● **ENTRIES PROVIDED**
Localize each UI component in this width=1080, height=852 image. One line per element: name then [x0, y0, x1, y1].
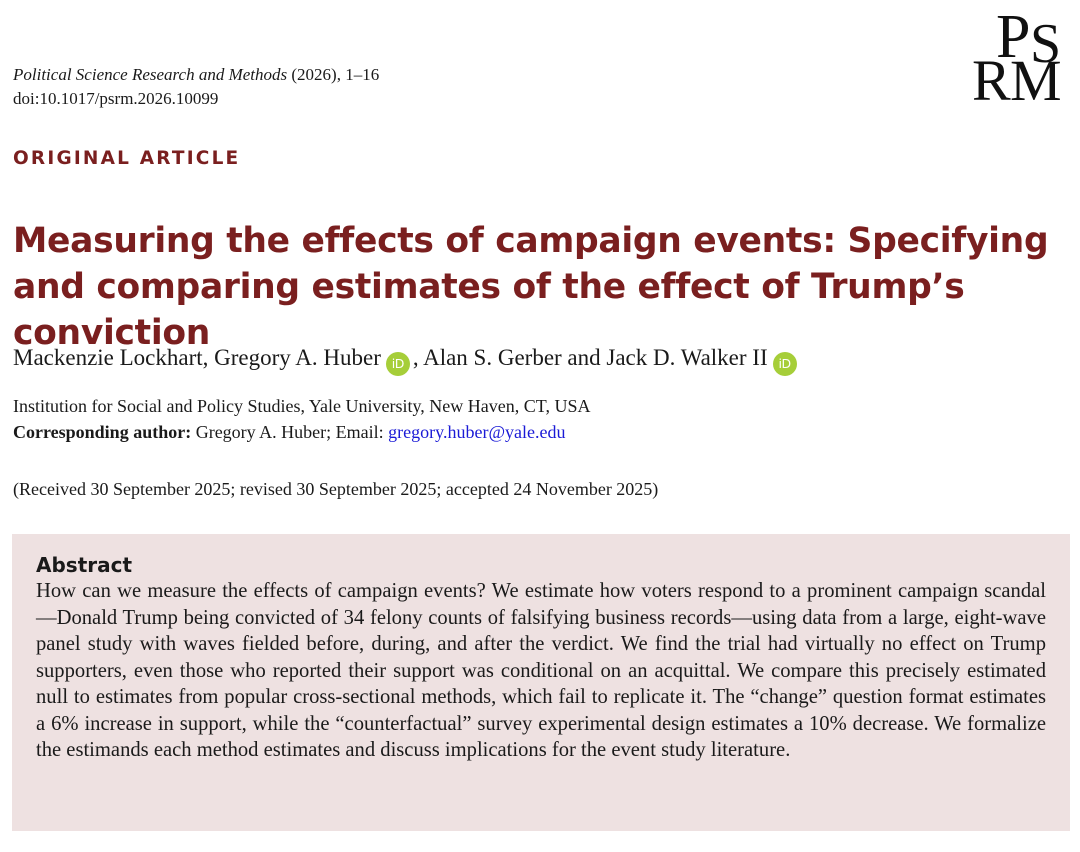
abstract-text: How can we measure the effects of campai… [36, 580, 1046, 761]
logo-letter-s: S [1030, 13, 1062, 75]
corresponding-author: Corresponding author: Gregory A. Huber; … [13, 420, 566, 444]
article-title: Measuring the effects of campaign events… [13, 221, 1049, 353]
authors-part-2: , Alan S. Gerber and Jack D. Walker II [412, 345, 768, 370]
logo-letter-p: P [996, 3, 1031, 71]
doi: doi:10.1017/psrm.2026.10099 [13, 89, 219, 108]
journal-logo: P S R M [972, 3, 1070, 110]
corresponding-text: Gregory A. Huber; Email: [191, 422, 389, 442]
orcid-icon[interactable]: iD [385, 352, 410, 376]
abstract-heading: Abstract [36, 553, 133, 577]
authors-part-1: Mackenzie Lockhart, Gregory A. Huber [13, 345, 381, 370]
corresponding-label: Corresponding author: [13, 422, 192, 442]
journal-name: Political Science Research and Methods [13, 65, 288, 84]
author-list: Mackenzie Lockhart, Gregory A. Huber iD, … [13, 343, 800, 376]
logo-letter-r: R [972, 48, 1011, 113]
received-dates: (Received 30 September 2025; revised 30 … [13, 479, 659, 499]
logo-letter-m: M [1010, 48, 1062, 113]
journal-citation: Political Science Research and Methods (… [13, 64, 379, 86]
article-type: ORIGINAL ARTICLE [13, 148, 241, 169]
abstract-box: Abstract How can we measure the effects … [12, 534, 1070, 831]
email-link[interactable]: gregory.huber@yale.edu [388, 422, 566, 442]
affiliation: Institution for Social and Policy Studie… [13, 396, 591, 416]
journal-meta: (2026), 1–16 [287, 65, 380, 84]
orcid-icon[interactable]: iD [772, 352, 797, 376]
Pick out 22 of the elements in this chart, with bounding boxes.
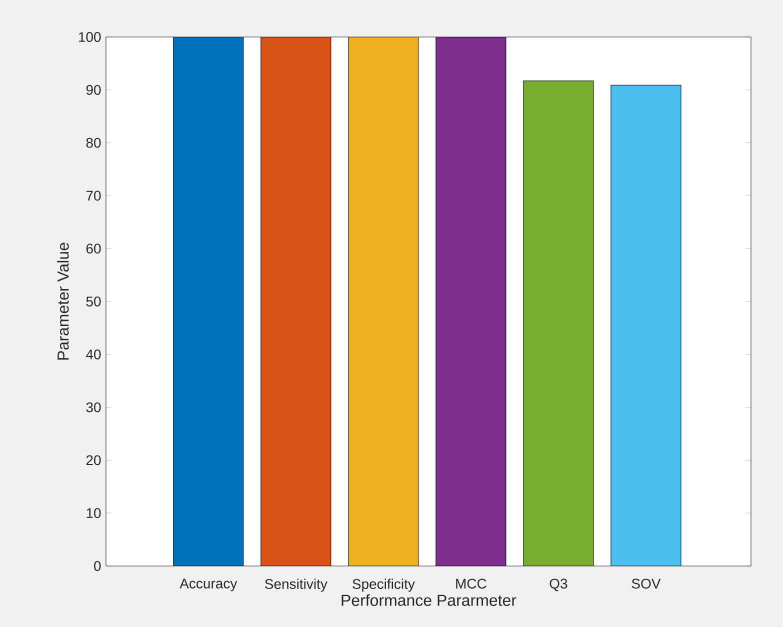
- y-tick-label: 40: [86, 349, 101, 360]
- y-tick-label: 100: [79, 32, 101, 42]
- y-tick-label: 90: [86, 84, 101, 95]
- y-tick-label: 30: [86, 402, 101, 412]
- x-tick-label: Specificity: [352, 578, 415, 592]
- y-axis-title: Parameter Value: [57, 242, 69, 360]
- y-tick-label: 10: [86, 508, 101, 518]
- y-tick-label: 20: [86, 455, 101, 466]
- y-tick-label: 0: [94, 561, 101, 571]
- x-tick-label: Q3: [550, 578, 568, 592]
- bar: [260, 36, 332, 566]
- bar: [436, 36, 506, 566]
- y-tick-label: 70: [86, 190, 101, 201]
- bar: [348, 36, 419, 566]
- x-tick-label: MCC: [456, 578, 486, 589]
- x-tick-label: Sensitivity: [265, 578, 328, 592]
- y-tick-label: 80: [86, 138, 101, 148]
- x-axis-title: Performance Pararmeter: [342, 594, 516, 606]
- x-tick-label: Accuracy: [180, 578, 238, 592]
- y-tick-label: 60: [86, 244, 101, 254]
- y-tick-label: 50: [86, 296, 101, 306]
- x-tick-label: SOV: [632, 578, 661, 589]
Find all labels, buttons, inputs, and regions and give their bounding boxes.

● **WHAT YOU SHOULD DO**
Copy all of the records above line for line, without changes, and leave out the pictures.

● **TASK RESULT**
Localize each UI component in this width=1080, height=852 image. One line per element: name then [x0, y0, x1, y1].
abstract-text: How can we measure the effects of campai… [36, 580, 1046, 761]
logo-letter-s: S [1030, 13, 1062, 75]
corresponding-author: Corresponding author: Gregory A. Huber; … [13, 420, 566, 444]
article-title: Measuring the effects of campaign events… [13, 221, 1049, 353]
authors-part-2: , Alan S. Gerber and Jack D. Walker II [412, 345, 768, 370]
logo-letter-p: P [996, 3, 1031, 71]
doi: doi:10.1017/psrm.2026.10099 [13, 89, 219, 108]
journal-logo: P S R M [972, 3, 1070, 110]
corresponding-text: Gregory A. Huber; Email: [191, 422, 389, 442]
orcid-icon[interactable]: iD [385, 352, 410, 376]
abstract-heading: Abstract [36, 553, 133, 577]
authors-part-1: Mackenzie Lockhart, Gregory A. Huber [13, 345, 381, 370]
corresponding-label: Corresponding author: [13, 422, 192, 442]
journal-name: Political Science Research and Methods [13, 65, 288, 84]
author-list: Mackenzie Lockhart, Gregory A. Huber iD, … [13, 343, 800, 376]
logo-letter-r: R [972, 48, 1011, 113]
received-dates: (Received 30 September 2025; revised 30 … [13, 479, 659, 499]
logo-letter-m: M [1010, 48, 1062, 113]
journal-citation: Political Science Research and Methods (… [13, 64, 379, 86]
article-type: ORIGINAL ARTICLE [13, 148, 241, 169]
abstract-box: Abstract How can we measure the effects … [12, 534, 1070, 831]
email-link[interactable]: gregory.huber@yale.edu [388, 422, 566, 442]
affiliation: Institution for Social and Policy Studie… [13, 396, 591, 416]
journal-meta: (2026), 1–16 [287, 65, 380, 84]
orcid-icon[interactable]: iD [772, 352, 797, 376]
Pick out 22 of the elements in this chart, with bounding boxes.
- y-tick-label: 40: [86, 349, 101, 360]
- y-tick-label: 100: [79, 32, 101, 42]
- y-tick-label: 90: [86, 84, 101, 95]
- y-tick-label: 30: [86, 402, 101, 412]
- x-tick-label: Specificity: [352, 578, 415, 592]
- y-axis-title: Parameter Value: [57, 242, 69, 360]
- y-tick-label: 10: [86, 508, 101, 518]
- y-tick-label: 20: [86, 455, 101, 466]
- y-tick-label: 0: [94, 561, 101, 571]
- x-tick-label: Q3: [550, 578, 568, 592]
- bar: [260, 36, 332, 566]
- bar: [436, 36, 506, 566]
- y-tick-label: 70: [86, 190, 101, 201]
- bar: [348, 36, 419, 566]
- x-tick-label: MCC: [456, 578, 486, 589]
- x-tick-label: Sensitivity: [265, 578, 328, 592]
- y-tick-label: 80: [86, 138, 101, 148]
- x-axis-title: Performance Pararmeter: [342, 594, 516, 606]
- x-tick-label: Accuracy: [180, 578, 238, 592]
- y-tick-label: 60: [86, 244, 101, 254]
- y-tick-label: 50: [86, 296, 101, 306]
- x-tick-label: SOV: [632, 578, 661, 589]
Find all labels, buttons, inputs, and regions and give their bounding boxes.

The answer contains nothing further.